Dataset records
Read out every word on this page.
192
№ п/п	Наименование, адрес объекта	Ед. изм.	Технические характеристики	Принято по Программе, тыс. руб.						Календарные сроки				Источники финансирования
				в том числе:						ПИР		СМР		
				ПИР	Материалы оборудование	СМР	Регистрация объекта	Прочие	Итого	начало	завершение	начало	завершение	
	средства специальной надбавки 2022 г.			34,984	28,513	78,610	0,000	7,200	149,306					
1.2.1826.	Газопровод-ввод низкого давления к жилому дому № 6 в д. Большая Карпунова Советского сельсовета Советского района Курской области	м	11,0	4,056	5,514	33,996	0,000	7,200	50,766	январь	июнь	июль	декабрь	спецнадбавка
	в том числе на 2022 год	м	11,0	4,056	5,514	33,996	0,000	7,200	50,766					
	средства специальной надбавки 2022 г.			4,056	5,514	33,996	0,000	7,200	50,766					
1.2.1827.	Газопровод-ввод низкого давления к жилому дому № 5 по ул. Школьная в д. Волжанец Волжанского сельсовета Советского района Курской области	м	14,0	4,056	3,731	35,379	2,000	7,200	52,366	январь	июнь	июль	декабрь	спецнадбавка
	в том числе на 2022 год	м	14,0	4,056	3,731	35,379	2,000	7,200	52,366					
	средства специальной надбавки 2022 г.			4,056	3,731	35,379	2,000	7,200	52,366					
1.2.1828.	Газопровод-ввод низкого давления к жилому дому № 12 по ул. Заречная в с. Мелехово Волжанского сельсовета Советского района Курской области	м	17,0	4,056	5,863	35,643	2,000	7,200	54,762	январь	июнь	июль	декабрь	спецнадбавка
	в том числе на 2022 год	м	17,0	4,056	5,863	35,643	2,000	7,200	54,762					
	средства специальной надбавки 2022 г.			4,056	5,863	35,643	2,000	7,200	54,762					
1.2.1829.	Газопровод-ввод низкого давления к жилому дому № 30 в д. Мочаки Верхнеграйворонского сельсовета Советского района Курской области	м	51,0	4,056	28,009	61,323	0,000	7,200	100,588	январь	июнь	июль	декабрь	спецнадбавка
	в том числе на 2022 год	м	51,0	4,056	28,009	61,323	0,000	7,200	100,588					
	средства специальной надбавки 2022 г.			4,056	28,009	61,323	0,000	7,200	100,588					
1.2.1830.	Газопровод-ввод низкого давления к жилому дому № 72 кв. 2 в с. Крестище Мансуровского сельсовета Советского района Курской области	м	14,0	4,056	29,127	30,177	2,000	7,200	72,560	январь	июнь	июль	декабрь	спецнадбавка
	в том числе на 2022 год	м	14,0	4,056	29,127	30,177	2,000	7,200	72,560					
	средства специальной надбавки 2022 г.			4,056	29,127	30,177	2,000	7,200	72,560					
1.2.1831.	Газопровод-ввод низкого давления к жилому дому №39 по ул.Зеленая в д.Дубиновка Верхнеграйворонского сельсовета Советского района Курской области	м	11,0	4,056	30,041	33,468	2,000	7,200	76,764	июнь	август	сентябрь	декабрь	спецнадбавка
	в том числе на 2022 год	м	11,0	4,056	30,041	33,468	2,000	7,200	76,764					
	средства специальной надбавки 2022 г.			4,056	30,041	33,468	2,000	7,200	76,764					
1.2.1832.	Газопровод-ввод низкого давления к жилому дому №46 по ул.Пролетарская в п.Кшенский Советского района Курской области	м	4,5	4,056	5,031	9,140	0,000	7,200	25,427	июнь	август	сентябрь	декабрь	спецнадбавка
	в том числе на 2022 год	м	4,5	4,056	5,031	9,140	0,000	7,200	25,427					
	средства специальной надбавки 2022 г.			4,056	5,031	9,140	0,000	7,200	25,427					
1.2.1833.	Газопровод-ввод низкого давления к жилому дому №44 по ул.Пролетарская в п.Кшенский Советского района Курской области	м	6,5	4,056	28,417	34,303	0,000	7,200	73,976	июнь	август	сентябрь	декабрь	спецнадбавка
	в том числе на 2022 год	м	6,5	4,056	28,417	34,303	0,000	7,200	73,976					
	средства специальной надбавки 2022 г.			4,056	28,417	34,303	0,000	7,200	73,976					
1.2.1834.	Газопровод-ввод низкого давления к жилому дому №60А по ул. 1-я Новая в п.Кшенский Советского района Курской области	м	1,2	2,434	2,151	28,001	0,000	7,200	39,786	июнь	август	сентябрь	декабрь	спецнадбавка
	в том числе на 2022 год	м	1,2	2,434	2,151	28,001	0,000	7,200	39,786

- _WHAT IS REQUIRED_
From the data above, copy each line that has the string "Верхнеграйворонского".

- _RESULT OF THIS EXERCISE_
1.2.1829.	Газопровод-ввод низкого давления к жилому дому № 30 в д. Мочаки Верхнеграйворонского сельсовета Советского района Курской области	м	51,0	4,056	28,009	61,323	0,000	7,200	100,588	январь	июнь	июль	декабрь	спецнадбавка
1.2.1831.	Газопровод-ввод низкого давления к жилому дому №39 по ул.Зеленая в д.Дубиновка Верхнеграйворонского сельсовета Советского района Курской области	м	11,0	4,056	30,041	33,468	2,000	7,200	76,764	июнь	август	сентябрь	декабрь	спецнадбавка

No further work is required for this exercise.